▸ **Set problem**
Return all of the data exactly as given.

▸ **Data lines**
"""

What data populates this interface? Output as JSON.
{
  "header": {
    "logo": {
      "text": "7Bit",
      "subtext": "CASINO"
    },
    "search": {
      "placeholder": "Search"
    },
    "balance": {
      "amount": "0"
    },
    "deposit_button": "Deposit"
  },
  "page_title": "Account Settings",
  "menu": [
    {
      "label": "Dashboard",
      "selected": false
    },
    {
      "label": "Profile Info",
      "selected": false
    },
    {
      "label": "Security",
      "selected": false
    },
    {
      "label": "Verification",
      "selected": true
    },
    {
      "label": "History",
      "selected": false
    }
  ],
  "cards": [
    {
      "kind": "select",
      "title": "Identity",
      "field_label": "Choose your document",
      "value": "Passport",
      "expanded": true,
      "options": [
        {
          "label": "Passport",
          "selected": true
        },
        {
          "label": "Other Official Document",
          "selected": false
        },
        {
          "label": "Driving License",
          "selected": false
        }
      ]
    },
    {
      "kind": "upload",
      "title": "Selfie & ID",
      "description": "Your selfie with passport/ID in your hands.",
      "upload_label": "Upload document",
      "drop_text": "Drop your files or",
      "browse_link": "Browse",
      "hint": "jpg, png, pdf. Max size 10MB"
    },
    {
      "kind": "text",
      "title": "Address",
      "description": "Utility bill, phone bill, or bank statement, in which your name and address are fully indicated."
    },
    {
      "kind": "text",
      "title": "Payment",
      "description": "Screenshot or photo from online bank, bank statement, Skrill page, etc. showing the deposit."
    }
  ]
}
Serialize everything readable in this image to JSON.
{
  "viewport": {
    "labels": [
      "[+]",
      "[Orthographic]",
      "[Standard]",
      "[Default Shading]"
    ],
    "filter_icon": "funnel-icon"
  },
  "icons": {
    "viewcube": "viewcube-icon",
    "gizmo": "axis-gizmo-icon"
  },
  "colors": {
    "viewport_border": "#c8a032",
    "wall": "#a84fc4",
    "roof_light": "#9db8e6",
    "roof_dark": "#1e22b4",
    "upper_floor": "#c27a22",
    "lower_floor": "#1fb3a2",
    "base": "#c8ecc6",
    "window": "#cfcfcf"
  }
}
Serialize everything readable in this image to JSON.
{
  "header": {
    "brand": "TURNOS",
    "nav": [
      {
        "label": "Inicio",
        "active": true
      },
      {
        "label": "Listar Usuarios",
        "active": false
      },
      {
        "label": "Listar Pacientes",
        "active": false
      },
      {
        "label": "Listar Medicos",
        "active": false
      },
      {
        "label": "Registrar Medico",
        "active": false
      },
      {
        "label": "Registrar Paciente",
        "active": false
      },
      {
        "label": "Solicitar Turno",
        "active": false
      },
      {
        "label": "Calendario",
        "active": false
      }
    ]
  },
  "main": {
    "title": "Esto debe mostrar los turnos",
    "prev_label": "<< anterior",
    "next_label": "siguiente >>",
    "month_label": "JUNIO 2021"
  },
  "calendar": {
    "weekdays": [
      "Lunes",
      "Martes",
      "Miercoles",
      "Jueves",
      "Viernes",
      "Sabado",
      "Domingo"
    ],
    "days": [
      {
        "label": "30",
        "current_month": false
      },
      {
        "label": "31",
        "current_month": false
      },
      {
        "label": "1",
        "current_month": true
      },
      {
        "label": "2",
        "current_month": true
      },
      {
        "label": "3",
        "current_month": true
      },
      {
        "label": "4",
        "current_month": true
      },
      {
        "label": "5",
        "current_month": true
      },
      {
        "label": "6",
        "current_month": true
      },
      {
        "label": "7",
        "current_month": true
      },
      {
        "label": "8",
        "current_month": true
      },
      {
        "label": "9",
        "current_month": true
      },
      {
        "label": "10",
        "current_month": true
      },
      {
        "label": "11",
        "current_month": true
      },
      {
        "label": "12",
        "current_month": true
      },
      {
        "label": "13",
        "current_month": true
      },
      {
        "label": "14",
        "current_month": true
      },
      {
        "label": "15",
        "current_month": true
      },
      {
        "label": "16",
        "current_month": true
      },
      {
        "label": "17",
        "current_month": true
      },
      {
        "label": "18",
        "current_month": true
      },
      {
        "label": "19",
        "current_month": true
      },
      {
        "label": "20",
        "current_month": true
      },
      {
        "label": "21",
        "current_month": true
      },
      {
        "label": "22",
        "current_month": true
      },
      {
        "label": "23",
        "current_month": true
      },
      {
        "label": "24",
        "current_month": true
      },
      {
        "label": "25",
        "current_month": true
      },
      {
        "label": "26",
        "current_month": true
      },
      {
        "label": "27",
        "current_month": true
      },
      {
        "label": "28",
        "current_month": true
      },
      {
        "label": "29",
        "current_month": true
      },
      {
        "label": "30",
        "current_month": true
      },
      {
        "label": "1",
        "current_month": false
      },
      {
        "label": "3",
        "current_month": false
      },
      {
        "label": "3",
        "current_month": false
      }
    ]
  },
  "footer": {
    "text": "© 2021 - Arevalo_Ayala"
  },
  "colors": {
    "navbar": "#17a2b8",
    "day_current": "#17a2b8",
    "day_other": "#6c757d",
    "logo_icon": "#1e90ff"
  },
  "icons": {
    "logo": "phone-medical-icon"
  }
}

"""

▸ **Answer to this exercise**
What data populates this interface? Output as JSON.
{
  "header": {
    "logo": {
      "text": "7Bit",
      "subtext": "CASINO"
    },
    "search": {
      "placeholder": "Search"
    },
    "balance": {
      "amount": "0"
    },
    "deposit_button": "Deposit"
  },
  "page_title": "Account Settings",
  "menu": [
    {
      "label": "Dashboard",
      "selected": false
    },
    {
      "label": "Profile Info",
      "selected": false
    },
    {
      "label": "Security",
      "selected": false
    },
    {
      "label": "Verification",
      "selected": true
    },
    {
      "label": "History",
      "selected": false
    }
  ],
  "cards": [
    {
      "kind": "select",
      "title": "Identity",
      "field_label": "Choose your document",
      "value": "Passport",
      "expanded": true,
      "options": [
        {
          "label": "Passport",
          "selected": true
        },
        {
          "label": "Other Official Document",
          "selected": false
        },
        {
          "label": "Driving License",
          "selected": false
        }
      ]
    },
    {
      "kind": "upload",
      "title": "Selfie & ID",
      "description": "Your selfie with passport/ID in your hands.",
      "upload_label": "Upload document",
      "drop_text": "Drop your files or",
      "browse_link": "Browse",
      "hint": "jpg, png, pdf. Max size 10MB"
    },
    {
      "kind": "text",
      "title": "Address",
      "description": "Utility bill, phone bill, or bank statement, in which your name and address are fully indicated."
    },
    {
      "kind": "text",
      "title": "Payment",
      "description": "Screenshot or photo from online bank, bank statement, Skrill page, etc. showing the deposit."
    }
  ]
}
Serialize everything readable in this image to JSON.
{
  "viewport": {
    "labels": [
      "[+]",
      "[Orthographic]",
      "[Standard]",
      "[Default Shading]"
    ],
    "filter_icon": "funnel-icon"
  },
  "icons": {
    "viewcube": "viewcube-icon",
    "gizmo": "axis-gizmo-icon"
  },
  "colors": {
    "viewport_border": "#c8a032",
    "wall": "#a84fc4",
    "roof_light": "#9db8e6",
    "roof_dark": "#1e22b4",
    "upper_floor": "#c27a22",
    "lower_floor": "#1fb3a2",
    "base": "#c8ecc6",
    "window": "#cfcfcf"
  }
}
Serialize everything readable in this image to JSON.
{
  "header": {
    "brand": "TURNOS",
    "nav": [
      {
        "label": "Inicio",
        "active": true
      },
      {
        "label": "Listar Usuarios",
        "active": false
      },
      {
        "label": "Listar Pacientes",
        "active": false
      },
      {
        "label": "Listar Medicos",
        "active": false
      },
      {
        "label": "Registrar Medico",
        "active": false
      },
      {
        "label": "Registrar Paciente",
        "active": false
      },
      {
        "label": "Solicitar Turno",
        "active": false
      },
      {
        "label": "Calendario",
        "active": false
      }
    ]
  },
  "main": {
    "title": "Esto debe mostrar los turnos",
    "prev_label": "<< anterior",
    "next_label": "siguiente >>",
    "month_label": "JUNIO 2021"
  },
  "calendar": {
    "weekdays": [
      "Lunes",
      "Martes",
      "Miercoles",
      "Jueves",
      "Viernes",
      "Sabado",
      "Domingo"
    ],
    "days": [
      {
        "label": "30",
        "current_month": false
      },
      {
        "label": "31",
        "current_month": false
      },
      {
        "label": "1",
        "current_month": true
      },
      {
        "label": "2",
        "current_month": true
      },
      {
        "label": "3",
        "current_month": true
      },
      {
        "label": "4",
        "current_month": true
      },
      {
        "label": "5",
        "current_month": true
      },
      {
        "label": "6",
        "current_month": true
      },
      {
        "label": "7",
        "current_month": true
      },
      {
        "label": "8",
        "current_month": true
      },
      {
        "label": "9",
        "current_month": true
      },
      {
        "label": "10",
        "current_month": true
      },
      {
        "label": "11",
        "current_month": true
      },
      {
        "label": "12",
        "current_month": true
      },
      {
        "label": "13",
        "current_month": true
      },
      {
        "label": "14",
        "current_month": true
      },
      {
        "label": "15",
        "current_month": true
      },
      {
        "label": "16",
        "current_month": true
      },
      {
        "label": "17",
        "current_month": true
      },
      {
        "label": "18",
        "current_month": true
      },
      {
        "label": "19",
        "current_month": true
      },
      {
        "label": "20",
        "current_month": true
      },
      {
        "label": "21",
        "current_month": true
      },
      {
        "label": "22",
        "current_month": true
      },
      {
        "label": "23",
        "current_month": true
      },
      {
        "label": "24",
        "current_month": true
      },
      {
        "label": "25",
        "current_month": true
      },
      {
        "label": "26",
        "current_month": true
      },
      {
        "label": "27",
        "current_month": true
      },
      {
        "label": "28",
        "current_month": true
      },
      {
        "label": "29",
        "current_month": true
      },
      {
        "label": "30",
        "current_month": true
      },
      {
        "label": "1",
        "current_month": false
      },
      {
        "label": "3",
        "current_month": false
      },
      {
        "label": "3",
        "current_month": false
      }
    ]
  },
  "footer": {
    "text": "© 2021 - Arevalo_Ayala"
  },
  "colors": {
    "navbar": "#17a2b8",
    "day_current": "#17a2b8",
    "day_other": "#6c757d",
    "logo_icon": "#1e90ff"
  },
  "icons": {
    "logo": "phone-medical-icon"
  }
}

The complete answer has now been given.